## Task goal:
Print the entries below in their entirety, exactly as they are written.
-------- Material for the task
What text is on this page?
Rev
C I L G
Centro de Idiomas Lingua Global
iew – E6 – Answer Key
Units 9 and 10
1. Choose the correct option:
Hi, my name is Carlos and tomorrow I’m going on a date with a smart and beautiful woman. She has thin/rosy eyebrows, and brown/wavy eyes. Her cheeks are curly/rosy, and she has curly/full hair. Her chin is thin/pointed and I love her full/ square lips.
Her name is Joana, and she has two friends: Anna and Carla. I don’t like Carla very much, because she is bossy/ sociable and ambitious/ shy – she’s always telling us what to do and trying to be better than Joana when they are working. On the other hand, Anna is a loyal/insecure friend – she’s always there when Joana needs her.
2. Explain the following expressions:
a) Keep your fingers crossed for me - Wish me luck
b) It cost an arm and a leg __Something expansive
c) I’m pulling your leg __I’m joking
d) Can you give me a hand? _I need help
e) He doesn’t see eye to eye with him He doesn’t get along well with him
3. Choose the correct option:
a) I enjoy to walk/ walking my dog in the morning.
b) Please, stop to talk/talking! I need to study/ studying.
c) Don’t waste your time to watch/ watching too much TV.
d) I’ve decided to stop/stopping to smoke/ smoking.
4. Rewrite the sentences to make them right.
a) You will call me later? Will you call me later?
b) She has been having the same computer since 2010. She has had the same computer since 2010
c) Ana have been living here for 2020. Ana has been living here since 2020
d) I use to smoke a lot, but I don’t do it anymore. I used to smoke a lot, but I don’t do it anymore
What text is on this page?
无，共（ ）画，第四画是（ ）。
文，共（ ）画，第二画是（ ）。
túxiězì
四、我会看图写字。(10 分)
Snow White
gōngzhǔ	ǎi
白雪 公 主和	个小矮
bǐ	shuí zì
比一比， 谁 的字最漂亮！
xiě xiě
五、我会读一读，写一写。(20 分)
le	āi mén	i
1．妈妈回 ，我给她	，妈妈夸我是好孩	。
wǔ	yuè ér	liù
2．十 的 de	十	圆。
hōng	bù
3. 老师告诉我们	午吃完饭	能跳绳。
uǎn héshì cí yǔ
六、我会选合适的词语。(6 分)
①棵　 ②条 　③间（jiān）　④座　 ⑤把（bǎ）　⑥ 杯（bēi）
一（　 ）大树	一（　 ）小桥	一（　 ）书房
----------------
## Reply:
What text is on this page?
Rev
C I L G
Centro de Idiomas Lingua Global
iew – E6 – Answer Key
Units 9 and 10
1. Choose the correct option:
Hi, my name is Carlos and tomorrow I’m going on a date with a smart and beautiful woman. She has thin/rosy eyebrows, and brown/wavy eyes. Her cheeks are curly/rosy, and she has curly/full hair. Her chin is thin/pointed and I love her full/ square lips.
Her name is Joana, and she has two friends: Anna and Carla. I don’t like Carla very much, because she is bossy/ sociable and ambitious/ shy – she’s always telling us what to do and trying to be better than Joana when they are working. On the other hand, Anna is a loyal/insecure friend – she’s always there when Joana needs her.
2. Explain the following expressions:
a) Keep your fingers crossed for me - Wish me luck
b) It cost an arm and a leg __Something expansive
c) I’m pulling your leg __I’m joking
d) Can you give me a hand? _I need help
e) He doesn’t see eye to eye with him He doesn’t get along well with him
3. Choose the correct option:
a) I enjoy to walk/ walking my dog in the morning.
b) Please, stop to talk/talking! I need to study/ studying.
c) Don’t waste your time to watch/ watching too much TV.
d) I’ve decided to stop/stopping to smoke/ smoking.
4. Rewrite the sentences to make them right.
a) You will call me later? Will you call me later?
b) She has been having the same computer since 2010. She has had the same computer since 2010
c) Ana have been living here for 2020. Ana has been living here since 2020
d) I use to smoke a lot, but I don’t do it anymore. I used to smoke a lot, but I don’t do it anymore
What text is on this page?
无，共（ ）画，第四画是（ ）。
文，共（ ）画，第二画是（ ）。
túxiězì
四、我会看图写字。(10 分)
Snow White
gōngzhǔ	ǎi
白雪 公 主和	个小矮
bǐ	shuí zì
比一比， 谁 的字最漂亮！
xiě xiě
五、我会读一读，写一写。(20 分)
le	āi mén	i
1．妈妈回 ，我给她	，妈妈夸我是好孩	。
wǔ	yuè ér	liù
2．十 的 de	十	圆。
hōng	bù
3. 老师告诉我们	午吃完饭	能跳绳。
uǎn héshì cí yǔ
六、我会选合适的词语。(6 分)
①棵　 ②条 　③间（jiān）　④座　 ⑤把（bǎ）　⑥ 杯（bēi）
一（　 ）大树	一（　 ）小桥	一（　 ）书房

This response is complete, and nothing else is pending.